# What is required
Copy each line in the data that includes the word "text".

>> Start

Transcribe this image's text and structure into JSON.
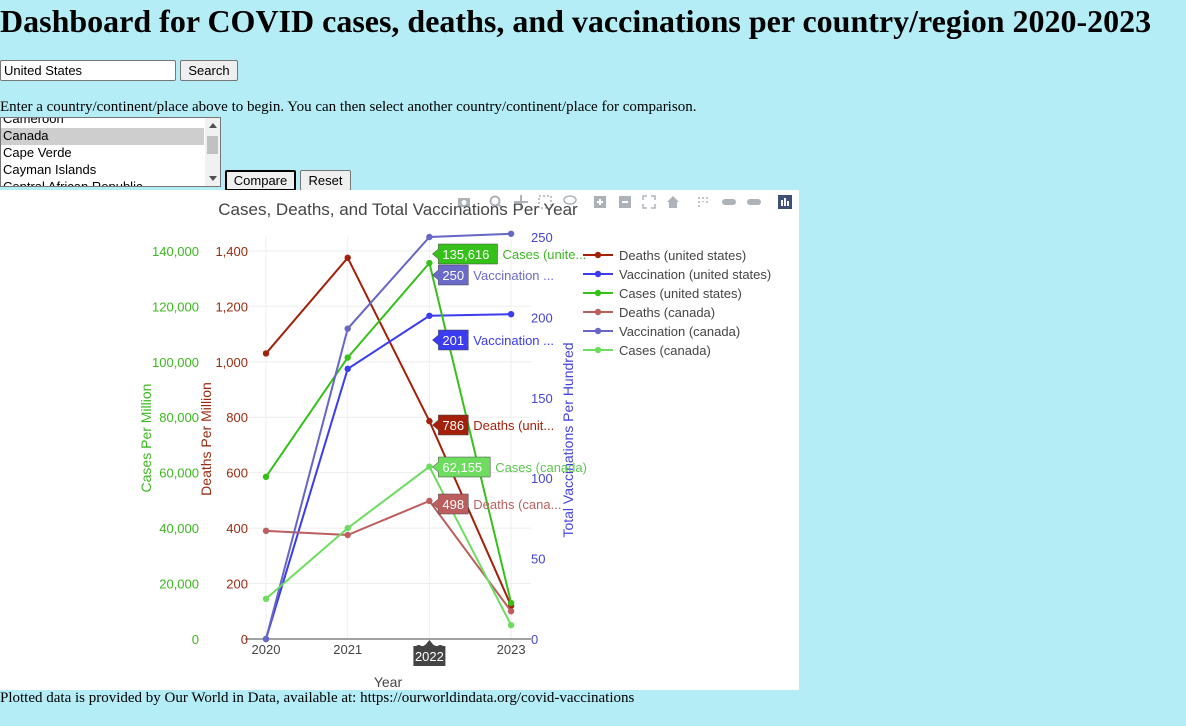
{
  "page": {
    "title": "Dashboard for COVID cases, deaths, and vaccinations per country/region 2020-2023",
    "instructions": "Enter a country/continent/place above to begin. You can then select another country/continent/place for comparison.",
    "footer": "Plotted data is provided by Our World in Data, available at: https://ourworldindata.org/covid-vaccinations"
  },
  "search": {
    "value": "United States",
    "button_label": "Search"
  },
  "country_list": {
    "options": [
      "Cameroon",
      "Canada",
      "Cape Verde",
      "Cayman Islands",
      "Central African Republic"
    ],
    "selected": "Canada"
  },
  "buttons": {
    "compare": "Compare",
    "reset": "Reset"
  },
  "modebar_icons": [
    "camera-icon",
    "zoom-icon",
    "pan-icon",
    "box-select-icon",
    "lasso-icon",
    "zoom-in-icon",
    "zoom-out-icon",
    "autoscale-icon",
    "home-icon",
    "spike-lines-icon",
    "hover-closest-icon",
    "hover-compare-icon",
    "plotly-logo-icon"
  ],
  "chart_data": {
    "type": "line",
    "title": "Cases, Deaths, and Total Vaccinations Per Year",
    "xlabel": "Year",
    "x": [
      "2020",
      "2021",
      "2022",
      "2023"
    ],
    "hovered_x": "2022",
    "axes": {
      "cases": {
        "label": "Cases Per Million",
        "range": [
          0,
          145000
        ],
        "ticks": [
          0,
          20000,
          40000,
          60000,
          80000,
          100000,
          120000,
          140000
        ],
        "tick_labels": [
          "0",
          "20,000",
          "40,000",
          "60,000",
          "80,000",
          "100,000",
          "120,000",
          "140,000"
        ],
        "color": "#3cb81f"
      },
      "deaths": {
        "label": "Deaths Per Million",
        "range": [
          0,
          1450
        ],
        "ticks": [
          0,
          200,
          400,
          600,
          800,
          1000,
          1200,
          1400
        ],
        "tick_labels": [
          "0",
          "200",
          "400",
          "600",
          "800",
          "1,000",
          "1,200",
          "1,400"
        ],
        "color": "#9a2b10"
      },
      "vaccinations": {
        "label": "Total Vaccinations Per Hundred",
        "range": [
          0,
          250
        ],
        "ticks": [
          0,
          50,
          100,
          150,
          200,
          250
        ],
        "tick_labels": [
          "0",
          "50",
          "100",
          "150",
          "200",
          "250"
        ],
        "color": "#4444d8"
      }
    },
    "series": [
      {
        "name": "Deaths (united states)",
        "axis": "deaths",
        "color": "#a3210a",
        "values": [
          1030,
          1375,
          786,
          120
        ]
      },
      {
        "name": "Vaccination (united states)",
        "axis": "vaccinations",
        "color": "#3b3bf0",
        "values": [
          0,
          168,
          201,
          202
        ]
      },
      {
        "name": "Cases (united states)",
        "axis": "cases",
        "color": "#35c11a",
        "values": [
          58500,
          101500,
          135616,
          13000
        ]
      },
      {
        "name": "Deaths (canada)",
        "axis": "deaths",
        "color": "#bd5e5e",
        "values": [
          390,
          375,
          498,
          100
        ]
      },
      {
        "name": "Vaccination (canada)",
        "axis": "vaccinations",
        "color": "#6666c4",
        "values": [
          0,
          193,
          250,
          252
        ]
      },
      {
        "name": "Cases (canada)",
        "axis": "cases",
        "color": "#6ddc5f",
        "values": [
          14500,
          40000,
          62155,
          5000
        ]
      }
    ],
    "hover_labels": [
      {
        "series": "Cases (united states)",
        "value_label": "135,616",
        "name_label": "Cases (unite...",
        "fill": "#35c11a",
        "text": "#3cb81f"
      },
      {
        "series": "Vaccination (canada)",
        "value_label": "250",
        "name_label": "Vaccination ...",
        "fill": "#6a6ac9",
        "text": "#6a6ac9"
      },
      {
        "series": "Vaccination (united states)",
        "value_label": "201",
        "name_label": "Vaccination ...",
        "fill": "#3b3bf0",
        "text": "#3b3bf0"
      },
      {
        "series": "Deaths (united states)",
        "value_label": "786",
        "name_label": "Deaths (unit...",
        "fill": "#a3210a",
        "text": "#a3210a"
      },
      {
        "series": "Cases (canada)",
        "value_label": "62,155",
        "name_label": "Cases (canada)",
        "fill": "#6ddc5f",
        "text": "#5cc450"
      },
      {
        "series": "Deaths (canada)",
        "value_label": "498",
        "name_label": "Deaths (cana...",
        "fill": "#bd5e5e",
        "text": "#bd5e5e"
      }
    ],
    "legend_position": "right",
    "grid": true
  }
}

>> End
>> Start

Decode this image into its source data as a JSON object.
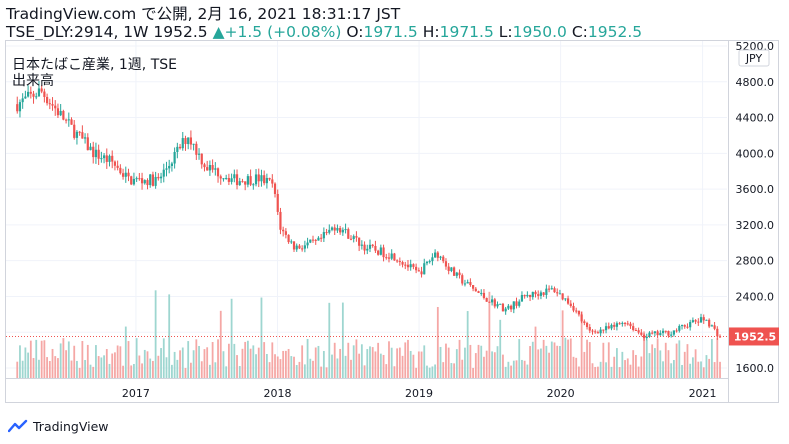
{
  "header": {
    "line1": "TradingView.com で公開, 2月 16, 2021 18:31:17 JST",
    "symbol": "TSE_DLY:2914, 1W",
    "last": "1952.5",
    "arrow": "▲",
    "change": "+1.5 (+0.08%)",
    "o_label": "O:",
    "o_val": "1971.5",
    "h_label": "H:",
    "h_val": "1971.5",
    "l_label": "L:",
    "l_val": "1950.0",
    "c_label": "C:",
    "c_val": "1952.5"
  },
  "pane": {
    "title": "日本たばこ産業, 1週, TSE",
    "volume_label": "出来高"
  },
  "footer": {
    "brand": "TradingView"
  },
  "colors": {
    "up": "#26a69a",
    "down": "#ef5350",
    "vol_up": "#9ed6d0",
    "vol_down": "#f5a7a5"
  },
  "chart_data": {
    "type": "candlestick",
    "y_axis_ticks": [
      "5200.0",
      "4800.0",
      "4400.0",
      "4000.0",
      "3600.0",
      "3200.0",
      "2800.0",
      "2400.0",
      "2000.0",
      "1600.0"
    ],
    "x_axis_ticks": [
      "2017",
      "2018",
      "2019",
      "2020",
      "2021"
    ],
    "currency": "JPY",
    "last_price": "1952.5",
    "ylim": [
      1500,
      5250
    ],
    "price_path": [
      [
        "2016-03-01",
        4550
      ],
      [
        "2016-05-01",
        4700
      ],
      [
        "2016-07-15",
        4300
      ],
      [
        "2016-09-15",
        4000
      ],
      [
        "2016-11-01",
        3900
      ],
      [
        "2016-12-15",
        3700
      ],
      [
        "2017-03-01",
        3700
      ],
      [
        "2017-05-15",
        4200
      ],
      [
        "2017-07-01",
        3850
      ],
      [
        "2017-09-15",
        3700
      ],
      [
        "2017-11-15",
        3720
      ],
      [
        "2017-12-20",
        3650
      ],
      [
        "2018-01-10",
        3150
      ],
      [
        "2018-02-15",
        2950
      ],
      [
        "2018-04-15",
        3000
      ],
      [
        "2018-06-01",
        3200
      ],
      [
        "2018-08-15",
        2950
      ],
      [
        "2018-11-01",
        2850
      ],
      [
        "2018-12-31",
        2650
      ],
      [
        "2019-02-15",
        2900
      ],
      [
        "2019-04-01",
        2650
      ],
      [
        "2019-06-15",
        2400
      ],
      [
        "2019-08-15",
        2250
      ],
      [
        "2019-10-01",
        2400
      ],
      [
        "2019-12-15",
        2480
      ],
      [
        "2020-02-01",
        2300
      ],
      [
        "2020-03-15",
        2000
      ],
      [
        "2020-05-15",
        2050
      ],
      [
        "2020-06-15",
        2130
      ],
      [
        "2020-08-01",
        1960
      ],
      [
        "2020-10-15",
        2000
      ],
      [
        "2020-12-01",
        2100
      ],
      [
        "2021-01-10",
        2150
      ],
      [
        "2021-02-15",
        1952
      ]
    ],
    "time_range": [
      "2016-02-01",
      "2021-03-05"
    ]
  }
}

>> End

# Exercise answer
Transcribe this image's text and structure into JSON.
        "text": "#3cb81f"
        "text": "#6a6ac9"
        "text": "#3b3bf0"
        "text": "#a3210a"
        "text": "#5cc450"
        "text": "#bd5e5e"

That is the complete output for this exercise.